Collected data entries
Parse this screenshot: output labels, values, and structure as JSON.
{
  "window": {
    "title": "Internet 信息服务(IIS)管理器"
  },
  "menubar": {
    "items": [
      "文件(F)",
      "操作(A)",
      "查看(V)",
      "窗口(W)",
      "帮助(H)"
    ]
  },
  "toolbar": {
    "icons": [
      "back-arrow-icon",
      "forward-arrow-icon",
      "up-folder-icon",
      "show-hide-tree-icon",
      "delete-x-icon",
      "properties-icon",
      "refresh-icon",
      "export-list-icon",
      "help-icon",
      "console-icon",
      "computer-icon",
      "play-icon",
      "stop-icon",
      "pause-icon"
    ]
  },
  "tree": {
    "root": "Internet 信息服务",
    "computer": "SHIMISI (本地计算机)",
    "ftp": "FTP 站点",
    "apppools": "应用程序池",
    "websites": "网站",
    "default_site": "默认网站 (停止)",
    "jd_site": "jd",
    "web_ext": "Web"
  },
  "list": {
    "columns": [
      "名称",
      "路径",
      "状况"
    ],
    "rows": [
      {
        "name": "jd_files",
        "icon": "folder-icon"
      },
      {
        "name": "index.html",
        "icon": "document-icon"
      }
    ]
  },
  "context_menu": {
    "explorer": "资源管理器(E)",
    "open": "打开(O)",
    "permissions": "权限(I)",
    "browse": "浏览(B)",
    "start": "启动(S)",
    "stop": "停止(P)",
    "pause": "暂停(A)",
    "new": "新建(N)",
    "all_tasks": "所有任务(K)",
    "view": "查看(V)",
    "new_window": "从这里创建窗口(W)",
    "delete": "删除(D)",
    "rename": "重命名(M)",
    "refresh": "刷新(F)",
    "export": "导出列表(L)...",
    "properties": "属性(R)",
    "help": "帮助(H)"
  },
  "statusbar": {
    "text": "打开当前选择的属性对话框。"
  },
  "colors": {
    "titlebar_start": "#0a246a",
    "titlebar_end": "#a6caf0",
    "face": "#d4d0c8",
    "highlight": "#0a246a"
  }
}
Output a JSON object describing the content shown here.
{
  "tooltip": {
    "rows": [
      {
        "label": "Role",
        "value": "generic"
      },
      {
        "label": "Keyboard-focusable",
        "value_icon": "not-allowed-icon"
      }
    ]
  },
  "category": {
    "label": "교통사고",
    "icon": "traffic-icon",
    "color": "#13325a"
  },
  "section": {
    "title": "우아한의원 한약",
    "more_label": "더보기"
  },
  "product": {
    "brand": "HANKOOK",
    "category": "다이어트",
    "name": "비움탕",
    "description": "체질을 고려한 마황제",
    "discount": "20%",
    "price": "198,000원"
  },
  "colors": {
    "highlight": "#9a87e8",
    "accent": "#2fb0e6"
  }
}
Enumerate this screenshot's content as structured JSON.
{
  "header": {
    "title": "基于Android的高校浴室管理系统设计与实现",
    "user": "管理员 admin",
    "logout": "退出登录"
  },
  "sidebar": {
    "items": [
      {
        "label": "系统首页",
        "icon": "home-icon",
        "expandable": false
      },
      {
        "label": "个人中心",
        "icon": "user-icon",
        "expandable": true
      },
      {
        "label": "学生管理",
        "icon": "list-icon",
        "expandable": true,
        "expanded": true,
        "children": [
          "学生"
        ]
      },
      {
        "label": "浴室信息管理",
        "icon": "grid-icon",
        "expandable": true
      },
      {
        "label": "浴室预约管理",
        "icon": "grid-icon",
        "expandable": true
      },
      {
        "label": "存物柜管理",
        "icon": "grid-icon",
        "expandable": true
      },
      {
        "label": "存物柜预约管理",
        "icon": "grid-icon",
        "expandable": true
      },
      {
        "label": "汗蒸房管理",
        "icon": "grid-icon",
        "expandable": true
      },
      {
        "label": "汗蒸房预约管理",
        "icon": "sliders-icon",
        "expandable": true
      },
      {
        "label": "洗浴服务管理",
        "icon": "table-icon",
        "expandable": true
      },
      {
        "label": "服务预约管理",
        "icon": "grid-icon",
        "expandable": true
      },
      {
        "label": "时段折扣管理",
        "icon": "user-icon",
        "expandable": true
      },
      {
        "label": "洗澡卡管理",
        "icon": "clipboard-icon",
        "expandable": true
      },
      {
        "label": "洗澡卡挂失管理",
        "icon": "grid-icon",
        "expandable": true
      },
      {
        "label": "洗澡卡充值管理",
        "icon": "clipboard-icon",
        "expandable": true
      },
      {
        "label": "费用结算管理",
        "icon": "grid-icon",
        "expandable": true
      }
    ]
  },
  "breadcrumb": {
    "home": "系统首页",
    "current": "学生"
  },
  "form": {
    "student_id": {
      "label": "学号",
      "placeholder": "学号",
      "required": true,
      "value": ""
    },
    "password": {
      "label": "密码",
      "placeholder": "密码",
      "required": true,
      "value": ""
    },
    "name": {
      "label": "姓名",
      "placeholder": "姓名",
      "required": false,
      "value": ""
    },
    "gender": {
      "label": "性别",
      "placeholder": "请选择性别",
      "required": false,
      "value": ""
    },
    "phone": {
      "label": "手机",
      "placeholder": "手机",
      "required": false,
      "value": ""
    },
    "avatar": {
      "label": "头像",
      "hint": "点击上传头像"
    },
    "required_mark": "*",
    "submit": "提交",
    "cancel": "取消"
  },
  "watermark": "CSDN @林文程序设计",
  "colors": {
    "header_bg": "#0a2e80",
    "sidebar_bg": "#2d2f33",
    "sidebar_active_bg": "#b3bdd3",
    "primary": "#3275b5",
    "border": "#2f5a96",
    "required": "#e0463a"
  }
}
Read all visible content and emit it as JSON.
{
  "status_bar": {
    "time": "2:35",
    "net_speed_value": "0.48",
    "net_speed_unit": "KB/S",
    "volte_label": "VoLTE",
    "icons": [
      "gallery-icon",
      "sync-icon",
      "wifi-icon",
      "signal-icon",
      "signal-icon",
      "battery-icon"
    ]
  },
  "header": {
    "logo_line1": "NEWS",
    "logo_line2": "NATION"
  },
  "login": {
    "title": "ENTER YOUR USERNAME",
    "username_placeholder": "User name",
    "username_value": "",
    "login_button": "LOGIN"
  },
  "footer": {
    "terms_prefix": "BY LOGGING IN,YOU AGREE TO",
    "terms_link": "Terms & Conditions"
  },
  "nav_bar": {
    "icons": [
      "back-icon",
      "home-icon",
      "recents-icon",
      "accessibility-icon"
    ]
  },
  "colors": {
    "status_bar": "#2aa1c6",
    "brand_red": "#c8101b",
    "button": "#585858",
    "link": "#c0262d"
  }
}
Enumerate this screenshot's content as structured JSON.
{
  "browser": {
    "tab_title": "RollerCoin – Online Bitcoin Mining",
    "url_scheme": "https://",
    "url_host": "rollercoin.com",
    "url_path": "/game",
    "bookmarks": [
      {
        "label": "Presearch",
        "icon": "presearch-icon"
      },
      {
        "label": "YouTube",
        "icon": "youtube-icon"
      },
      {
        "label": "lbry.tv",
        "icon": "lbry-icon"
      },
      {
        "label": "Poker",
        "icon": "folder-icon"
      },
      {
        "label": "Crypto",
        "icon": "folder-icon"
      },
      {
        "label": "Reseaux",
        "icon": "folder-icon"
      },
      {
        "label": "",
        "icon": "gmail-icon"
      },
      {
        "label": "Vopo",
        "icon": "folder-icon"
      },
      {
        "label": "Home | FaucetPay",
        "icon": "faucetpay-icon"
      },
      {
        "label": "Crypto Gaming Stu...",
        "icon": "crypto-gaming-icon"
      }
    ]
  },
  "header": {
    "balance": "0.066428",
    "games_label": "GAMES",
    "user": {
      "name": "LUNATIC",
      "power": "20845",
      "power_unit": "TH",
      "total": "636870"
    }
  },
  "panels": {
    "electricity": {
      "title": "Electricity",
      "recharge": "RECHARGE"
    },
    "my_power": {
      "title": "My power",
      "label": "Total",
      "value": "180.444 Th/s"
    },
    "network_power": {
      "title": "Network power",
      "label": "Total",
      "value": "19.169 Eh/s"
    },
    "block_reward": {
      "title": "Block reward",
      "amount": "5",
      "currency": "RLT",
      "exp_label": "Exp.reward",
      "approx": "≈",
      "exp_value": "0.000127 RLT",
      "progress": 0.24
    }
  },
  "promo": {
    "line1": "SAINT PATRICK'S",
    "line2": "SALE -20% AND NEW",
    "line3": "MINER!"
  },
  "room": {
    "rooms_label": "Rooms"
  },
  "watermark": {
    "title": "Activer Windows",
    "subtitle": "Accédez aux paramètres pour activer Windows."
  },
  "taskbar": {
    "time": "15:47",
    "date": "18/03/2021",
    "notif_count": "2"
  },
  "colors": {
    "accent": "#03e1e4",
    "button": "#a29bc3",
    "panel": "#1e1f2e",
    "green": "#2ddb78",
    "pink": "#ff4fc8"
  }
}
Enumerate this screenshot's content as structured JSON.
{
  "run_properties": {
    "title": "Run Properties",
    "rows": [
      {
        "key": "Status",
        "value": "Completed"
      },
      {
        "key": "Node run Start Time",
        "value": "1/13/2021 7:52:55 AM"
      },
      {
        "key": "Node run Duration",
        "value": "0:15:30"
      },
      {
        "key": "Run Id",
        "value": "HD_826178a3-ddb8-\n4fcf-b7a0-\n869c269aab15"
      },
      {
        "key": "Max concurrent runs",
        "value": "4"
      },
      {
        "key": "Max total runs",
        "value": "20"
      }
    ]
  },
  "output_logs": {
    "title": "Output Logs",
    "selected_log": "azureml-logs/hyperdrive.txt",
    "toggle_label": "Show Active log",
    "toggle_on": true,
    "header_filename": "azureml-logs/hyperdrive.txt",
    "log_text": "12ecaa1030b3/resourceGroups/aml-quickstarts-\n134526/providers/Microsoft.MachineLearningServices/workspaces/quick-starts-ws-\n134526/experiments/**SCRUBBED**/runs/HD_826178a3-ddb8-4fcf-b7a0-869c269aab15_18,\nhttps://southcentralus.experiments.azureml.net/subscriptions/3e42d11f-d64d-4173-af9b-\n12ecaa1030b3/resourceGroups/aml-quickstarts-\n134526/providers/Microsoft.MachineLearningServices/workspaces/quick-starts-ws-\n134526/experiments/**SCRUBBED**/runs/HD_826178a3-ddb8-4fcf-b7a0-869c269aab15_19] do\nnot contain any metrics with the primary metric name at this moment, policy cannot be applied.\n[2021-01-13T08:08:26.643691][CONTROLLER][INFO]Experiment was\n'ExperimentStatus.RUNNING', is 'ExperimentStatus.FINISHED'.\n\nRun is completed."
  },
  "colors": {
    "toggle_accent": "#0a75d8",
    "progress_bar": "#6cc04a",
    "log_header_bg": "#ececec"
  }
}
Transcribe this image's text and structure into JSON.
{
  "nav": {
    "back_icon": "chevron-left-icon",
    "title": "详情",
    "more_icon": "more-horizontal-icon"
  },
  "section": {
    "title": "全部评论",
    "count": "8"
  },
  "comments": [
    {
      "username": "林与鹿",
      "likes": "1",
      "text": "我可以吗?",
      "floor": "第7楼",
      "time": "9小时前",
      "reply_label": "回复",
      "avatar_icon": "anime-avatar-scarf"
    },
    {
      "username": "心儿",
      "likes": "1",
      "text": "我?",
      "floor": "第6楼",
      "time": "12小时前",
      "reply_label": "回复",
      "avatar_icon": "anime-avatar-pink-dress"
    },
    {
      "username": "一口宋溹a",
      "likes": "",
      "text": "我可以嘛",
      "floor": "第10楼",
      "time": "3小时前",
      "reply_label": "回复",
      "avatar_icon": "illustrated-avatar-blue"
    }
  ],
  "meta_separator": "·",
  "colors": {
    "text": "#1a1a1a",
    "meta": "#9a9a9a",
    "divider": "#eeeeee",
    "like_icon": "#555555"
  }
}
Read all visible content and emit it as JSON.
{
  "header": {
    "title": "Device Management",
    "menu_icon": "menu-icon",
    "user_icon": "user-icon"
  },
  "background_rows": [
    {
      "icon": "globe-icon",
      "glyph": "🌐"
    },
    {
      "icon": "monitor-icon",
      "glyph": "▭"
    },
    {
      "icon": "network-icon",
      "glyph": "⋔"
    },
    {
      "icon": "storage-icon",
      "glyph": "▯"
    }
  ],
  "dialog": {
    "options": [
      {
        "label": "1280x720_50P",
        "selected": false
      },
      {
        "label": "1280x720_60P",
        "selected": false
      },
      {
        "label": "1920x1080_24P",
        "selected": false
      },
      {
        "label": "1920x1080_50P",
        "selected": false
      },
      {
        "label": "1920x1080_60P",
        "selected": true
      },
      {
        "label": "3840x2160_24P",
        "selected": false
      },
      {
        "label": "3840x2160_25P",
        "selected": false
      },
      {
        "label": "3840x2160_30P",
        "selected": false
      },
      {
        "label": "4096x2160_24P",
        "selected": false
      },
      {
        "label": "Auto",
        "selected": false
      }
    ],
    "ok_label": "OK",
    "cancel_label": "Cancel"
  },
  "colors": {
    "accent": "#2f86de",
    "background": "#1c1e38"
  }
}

- **SHORT TASK**:
Within the records above, how many lines include the word "信息服务"? State the number by itself.

- **EXERCISE RESULT**:
2